Exercise requirements: Below are some records. Say how many of their lines contain the string "this", and give nothing but the number.
***** Supplied data
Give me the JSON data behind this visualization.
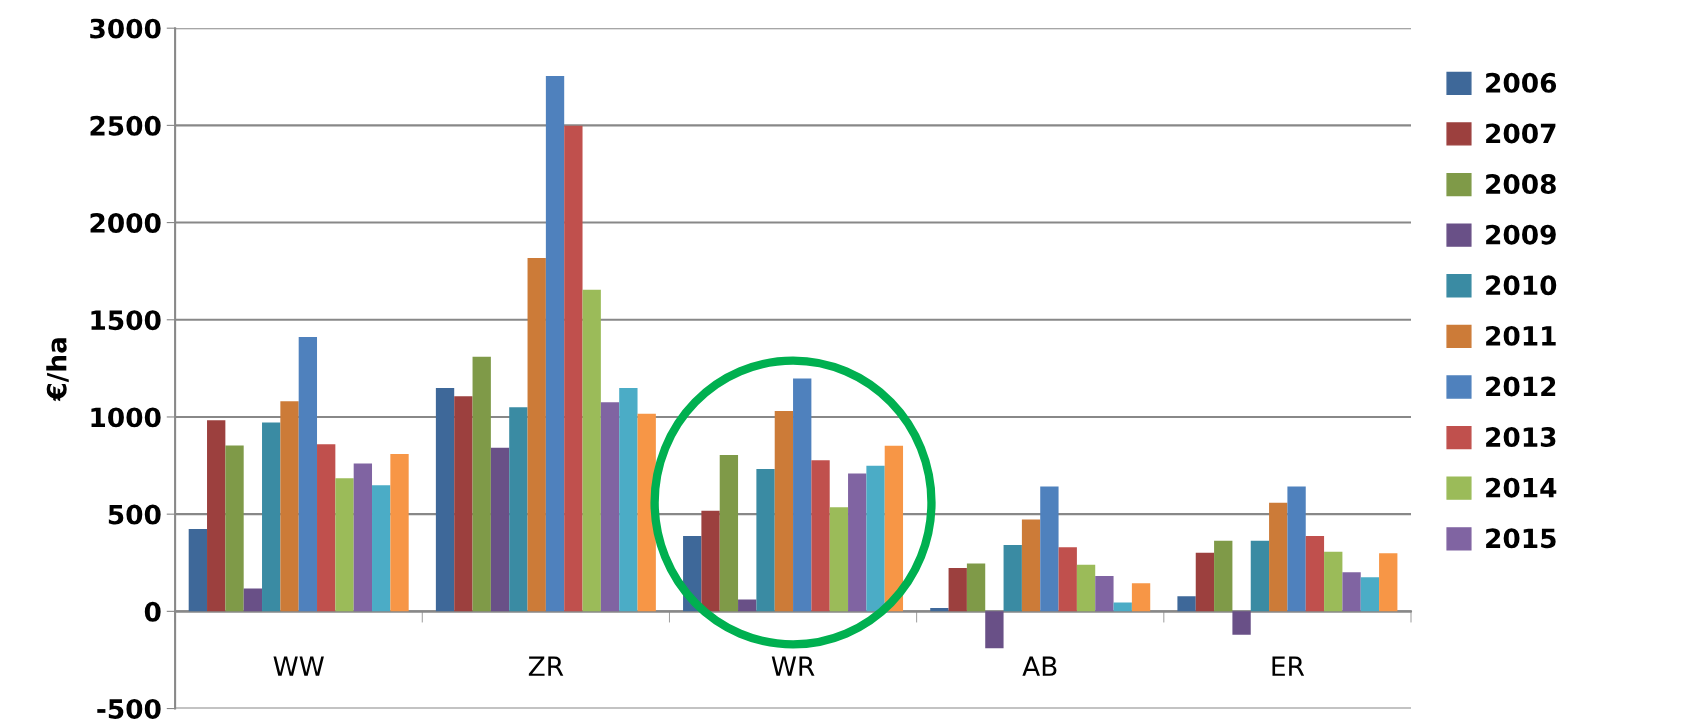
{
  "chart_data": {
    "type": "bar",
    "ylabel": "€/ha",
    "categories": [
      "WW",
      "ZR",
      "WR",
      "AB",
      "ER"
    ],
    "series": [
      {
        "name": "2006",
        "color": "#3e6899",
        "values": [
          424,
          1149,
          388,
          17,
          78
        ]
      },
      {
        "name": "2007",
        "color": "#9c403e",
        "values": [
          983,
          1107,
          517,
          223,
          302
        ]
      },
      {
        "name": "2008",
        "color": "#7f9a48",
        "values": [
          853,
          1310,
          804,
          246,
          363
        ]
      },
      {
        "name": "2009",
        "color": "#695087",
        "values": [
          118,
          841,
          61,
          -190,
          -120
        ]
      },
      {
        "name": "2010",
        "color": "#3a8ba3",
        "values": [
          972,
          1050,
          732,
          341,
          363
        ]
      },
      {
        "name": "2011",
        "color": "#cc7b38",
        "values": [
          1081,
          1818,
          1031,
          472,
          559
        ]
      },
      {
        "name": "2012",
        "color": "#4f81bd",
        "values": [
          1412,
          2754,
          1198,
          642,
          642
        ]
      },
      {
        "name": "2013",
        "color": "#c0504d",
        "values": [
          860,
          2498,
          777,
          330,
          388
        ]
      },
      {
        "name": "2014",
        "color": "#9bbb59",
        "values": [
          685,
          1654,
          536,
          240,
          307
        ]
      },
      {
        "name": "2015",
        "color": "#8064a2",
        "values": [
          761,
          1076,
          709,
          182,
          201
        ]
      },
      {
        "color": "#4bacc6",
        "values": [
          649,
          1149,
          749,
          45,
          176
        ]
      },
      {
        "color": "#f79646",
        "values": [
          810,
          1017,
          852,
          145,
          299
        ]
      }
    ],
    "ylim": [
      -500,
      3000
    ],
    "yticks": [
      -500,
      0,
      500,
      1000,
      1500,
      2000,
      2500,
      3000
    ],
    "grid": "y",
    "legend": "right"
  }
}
**********
***** Supplied data
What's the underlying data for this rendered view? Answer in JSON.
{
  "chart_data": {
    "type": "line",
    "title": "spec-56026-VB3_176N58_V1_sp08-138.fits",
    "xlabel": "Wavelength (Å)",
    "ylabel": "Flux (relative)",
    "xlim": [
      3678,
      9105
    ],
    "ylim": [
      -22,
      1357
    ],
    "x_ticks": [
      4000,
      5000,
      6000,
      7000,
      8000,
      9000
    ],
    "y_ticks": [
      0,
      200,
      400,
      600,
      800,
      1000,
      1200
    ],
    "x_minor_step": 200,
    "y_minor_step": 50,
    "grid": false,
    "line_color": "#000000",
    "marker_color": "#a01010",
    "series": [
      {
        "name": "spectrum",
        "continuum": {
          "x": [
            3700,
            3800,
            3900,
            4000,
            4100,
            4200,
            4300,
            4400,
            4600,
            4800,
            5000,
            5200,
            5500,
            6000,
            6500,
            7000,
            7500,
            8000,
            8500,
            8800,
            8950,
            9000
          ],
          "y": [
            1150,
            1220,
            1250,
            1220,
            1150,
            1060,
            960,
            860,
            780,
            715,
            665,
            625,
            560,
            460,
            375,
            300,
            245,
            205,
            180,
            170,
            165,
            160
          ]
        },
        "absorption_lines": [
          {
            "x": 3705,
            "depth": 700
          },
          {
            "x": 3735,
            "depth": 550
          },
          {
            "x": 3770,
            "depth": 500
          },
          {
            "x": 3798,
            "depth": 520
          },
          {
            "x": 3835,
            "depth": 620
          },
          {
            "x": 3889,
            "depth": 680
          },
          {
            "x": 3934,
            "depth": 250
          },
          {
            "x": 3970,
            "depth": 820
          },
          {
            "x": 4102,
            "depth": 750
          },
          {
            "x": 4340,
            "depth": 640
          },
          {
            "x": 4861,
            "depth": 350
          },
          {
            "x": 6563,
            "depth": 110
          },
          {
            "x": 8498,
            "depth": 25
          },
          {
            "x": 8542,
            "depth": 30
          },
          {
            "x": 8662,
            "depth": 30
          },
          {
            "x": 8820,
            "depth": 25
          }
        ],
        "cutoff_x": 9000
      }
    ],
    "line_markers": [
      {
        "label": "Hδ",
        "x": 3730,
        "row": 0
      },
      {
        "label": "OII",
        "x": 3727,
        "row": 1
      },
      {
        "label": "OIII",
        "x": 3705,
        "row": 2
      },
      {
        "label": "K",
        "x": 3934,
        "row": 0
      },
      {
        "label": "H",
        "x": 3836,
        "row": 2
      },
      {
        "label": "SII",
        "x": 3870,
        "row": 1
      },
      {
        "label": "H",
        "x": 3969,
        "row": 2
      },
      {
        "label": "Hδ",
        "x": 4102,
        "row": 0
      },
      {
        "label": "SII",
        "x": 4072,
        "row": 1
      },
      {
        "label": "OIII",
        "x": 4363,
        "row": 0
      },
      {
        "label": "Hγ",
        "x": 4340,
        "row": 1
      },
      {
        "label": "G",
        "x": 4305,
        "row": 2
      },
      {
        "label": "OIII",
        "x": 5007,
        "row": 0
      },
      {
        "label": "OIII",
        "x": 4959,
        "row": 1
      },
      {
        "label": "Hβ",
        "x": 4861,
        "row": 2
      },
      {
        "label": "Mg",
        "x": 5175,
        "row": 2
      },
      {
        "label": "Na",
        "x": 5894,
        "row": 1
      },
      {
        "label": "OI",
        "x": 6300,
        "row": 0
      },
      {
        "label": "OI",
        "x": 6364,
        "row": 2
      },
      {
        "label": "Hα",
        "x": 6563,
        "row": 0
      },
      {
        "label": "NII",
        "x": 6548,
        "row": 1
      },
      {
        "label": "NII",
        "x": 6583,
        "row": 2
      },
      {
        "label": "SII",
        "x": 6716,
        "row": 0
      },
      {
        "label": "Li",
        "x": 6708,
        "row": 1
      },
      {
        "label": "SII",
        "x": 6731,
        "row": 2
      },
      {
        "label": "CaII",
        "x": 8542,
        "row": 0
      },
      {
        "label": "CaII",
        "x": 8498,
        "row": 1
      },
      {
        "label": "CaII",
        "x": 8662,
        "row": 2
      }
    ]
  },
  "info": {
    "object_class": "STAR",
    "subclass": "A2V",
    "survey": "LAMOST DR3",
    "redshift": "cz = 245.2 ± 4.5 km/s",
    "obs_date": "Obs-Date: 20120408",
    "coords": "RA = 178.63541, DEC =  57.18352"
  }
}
**********
Output of the task: 2